start THE RECORDS
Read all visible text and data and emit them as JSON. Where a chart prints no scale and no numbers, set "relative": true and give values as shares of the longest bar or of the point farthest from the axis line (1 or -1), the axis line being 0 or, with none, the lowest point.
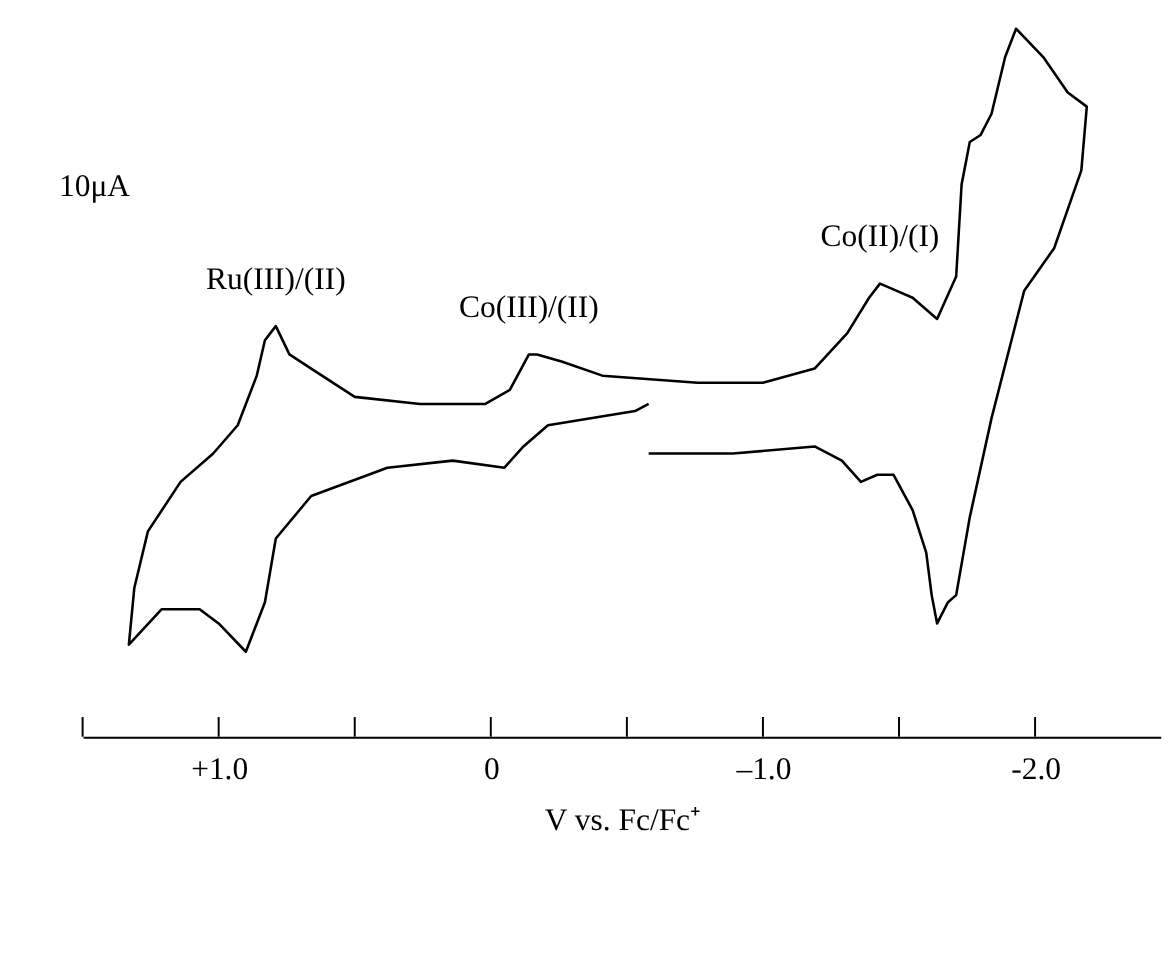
{
  "chart_data": {
    "type": "line",
    "relative": true,
    "xlabel": "V vs. Fc/Fc⁺",
    "xlim": [
      1.5,
      -2.46
    ],
    "xticks": [
      {
        "value": 1.5,
        "label": null
      },
      {
        "value": 1.0,
        "label": "+1.0"
      },
      {
        "value": 0.5,
        "label": null
      },
      0,
      {
        "value": -0.5,
        "label": null
      },
      {
        "value": -1.0,
        "label": "–1.0"
      },
      {
        "value": -1.5,
        "label": null
      },
      {
        "value": -2.0,
        "label": "-2.0"
      }
    ],
    "tick_labels": "x",
    "grid": false,
    "marker": "none",
    "line_style": "solid",
    "series": [
      {
        "color": "#000000",
        "x": [
          -0.58,
          -0.89,
          -1.19,
          -1.29,
          -1.36,
          -1.42,
          -1.48,
          -1.55,
          -1.6,
          -1.62,
          -1.64,
          -1.68,
          -1.71,
          -1.76,
          -1.84,
          -1.96,
          -2.07,
          -2.17,
          -2.19,
          -2.12,
          -2.03,
          -1.93,
          -1.89,
          -1.84,
          -1.8,
          -1.76,
          -1.73,
          -1.71,
          -1.64,
          -1.55,
          -1.49,
          -1.43,
          -1.39,
          -1.31,
          -1.19,
          -1.0,
          -0.76,
          -0.41,
          -0.26,
          -0.17,
          -0.14,
          -0.07,
          0.02,
          0.26,
          0.5,
          0.66,
          0.74,
          0.79,
          0.83,
          0.86,
          0.93,
          1.02,
          1.14,
          1.26,
          1.31,
          1.33,
          1.21,
          1.07,
          1.0,
          0.9,
          0.83,
          0.79,
          0.66,
          0.38,
          0.14,
          -0.05,
          -0.12,
          -0.21,
          -0.53,
          -0.58
        ],
        "values": [
          0.4,
          0.4,
          0.41,
          0.39,
          0.36,
          0.37,
          0.37,
          0.32,
          0.26,
          0.2,
          0.16,
          0.19,
          0.2,
          0.31,
          0.45,
          0.63,
          0.69,
          0.8,
          0.89,
          0.91,
          0.96,
          1.0,
          0.96,
          0.88,
          0.85,
          0.84,
          0.78,
          0.65,
          0.59,
          0.62,
          0.63,
          0.64,
          0.62,
          0.57,
          0.52,
          0.5,
          0.5,
          0.51,
          0.53,
          0.54,
          0.54,
          0.49,
          0.47,
          0.47,
          0.48,
          0.52,
          0.54,
          0.58,
          0.56,
          0.51,
          0.44,
          0.4,
          0.36,
          0.29,
          0.21,
          0.13,
          0.18,
          0.18,
          0.16,
          0.12,
          0.19,
          0.28,
          0.34,
          0.38,
          0.39,
          0.38,
          0.41,
          0.44,
          0.46,
          0.47
        ]
      }
    ],
    "annotations": [
      "10μA",
      {
        "text": "Ru(III)/(II)",
        "x": 0.79,
        "y": 0.58
      },
      {
        "text": "Co(III)/(II)",
        "x": -0.14,
        "y": 0.54
      },
      {
        "text": "Co(II)/(I)",
        "x": -1.43,
        "y": 0.64
      }
    ]
  }
}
end THE RECORDS
_TASK_.
Write out all the entries again, word for word, and print no images.

_ANSWER TO THIS TASK_.
Read all visible text and data and emit them as JSON. Where a chart prints no scale and no numbers, set "relative": true and give values as shares of the longest bar or of the point farthest from the axis line (1 or -1), the axis line being 0 or, with none, the lowest point.
{
  "chart_data": {
    "type": "line",
    "relative": true,
    "xlabel": "V vs. Fc/Fc⁺",
    "xlim": [
      1.5,
      -2.46
    ],
    "xticks": [
      {
        "value": 1.5,
        "label": null
      },
      {
        "value": 1.0,
        "label": "+1.0"
      },
      {
        "value": 0.5,
        "label": null
      },
      0,
      {
        "value": -0.5,
        "label": null
      },
      {
        "value": -1.0,
        "label": "–1.0"
      },
      {
        "value": -1.5,
        "label": null
      },
      {
        "value": -2.0,
        "label": "-2.0"
      }
    ],
    "tick_labels": "x",
    "grid": false,
    "marker": "none",
    "line_style": "solid",
    "series": [
      {
        "color": "#000000",
        "x": [
          -0.58,
          -0.89,
          -1.19,
          -1.29,
          -1.36,
          -1.42,
          -1.48,
          -1.55,
          -1.6,
          -1.62,
          -1.64,
          -1.68,
          -1.71,
          -1.76,
          -1.84,
          -1.96,
          -2.07,
          -2.17,
          -2.19,
          -2.12,
          -2.03,
          -1.93,
          -1.89,
          -1.84,
          -1.8,
          -1.76,
          -1.73,
          -1.71,
          -1.64,
          -1.55,
          -1.49,
          -1.43,
          -1.39,
          -1.31,
          -1.19,
          -1.0,
          -0.76,
          -0.41,
          -0.26,
          -0.17,
          -0.14,
          -0.07,
          0.02,
          0.26,
          0.5,
          0.66,
          0.74,
          0.79,
          0.83,
          0.86,
          0.93,
          1.02,
          1.14,
          1.26,
          1.31,
          1.33,
          1.21,
          1.07,
          1.0,
          0.9,
          0.83,
          0.79,
          0.66,
          0.38,
          0.14,
          -0.05,
          -0.12,
          -0.21,
          -0.53,
          -0.58
        ],
        "values": [
          0.4,
          0.4,
          0.41,
          0.39,
          0.36,
          0.37,
          0.37,
          0.32,
          0.26,
          0.2,
          0.16,
          0.19,
          0.2,
          0.31,
          0.45,
          0.63,
          0.69,
          0.8,
          0.89,
          0.91,
          0.96,
          1.0,
          0.96,
          0.88,
          0.85,
          0.84,
          0.78,
          0.65,
          0.59,
          0.62,
          0.63,
          0.64,
          0.62,
          0.57,
          0.52,
          0.5,
          0.5,
          0.51,
          0.53,
          0.54,
          0.54,
          0.49,
          0.47,
          0.47,
          0.48,
          0.52,
          0.54,
          0.58,
          0.56,
          0.51,
          0.44,
          0.4,
          0.36,
          0.29,
          0.21,
          0.13,
          0.18,
          0.18,
          0.16,
          0.12,
          0.19,
          0.28,
          0.34,
          0.38,
          0.39,
          0.38,
          0.41,
          0.44,
          0.46,
          0.47
        ]
      }
    ],
    "annotations": [
      "10μA",
      {
        "text": "Ru(III)/(II)",
        "x": 0.79,
        "y": 0.58
      },
      {
        "text": "Co(III)/(II)",
        "x": -0.14,
        "y": 0.54
      },
      {
        "text": "Co(II)/(I)",
        "x": -1.43,
        "y": 0.64
      }
    ]
  }
}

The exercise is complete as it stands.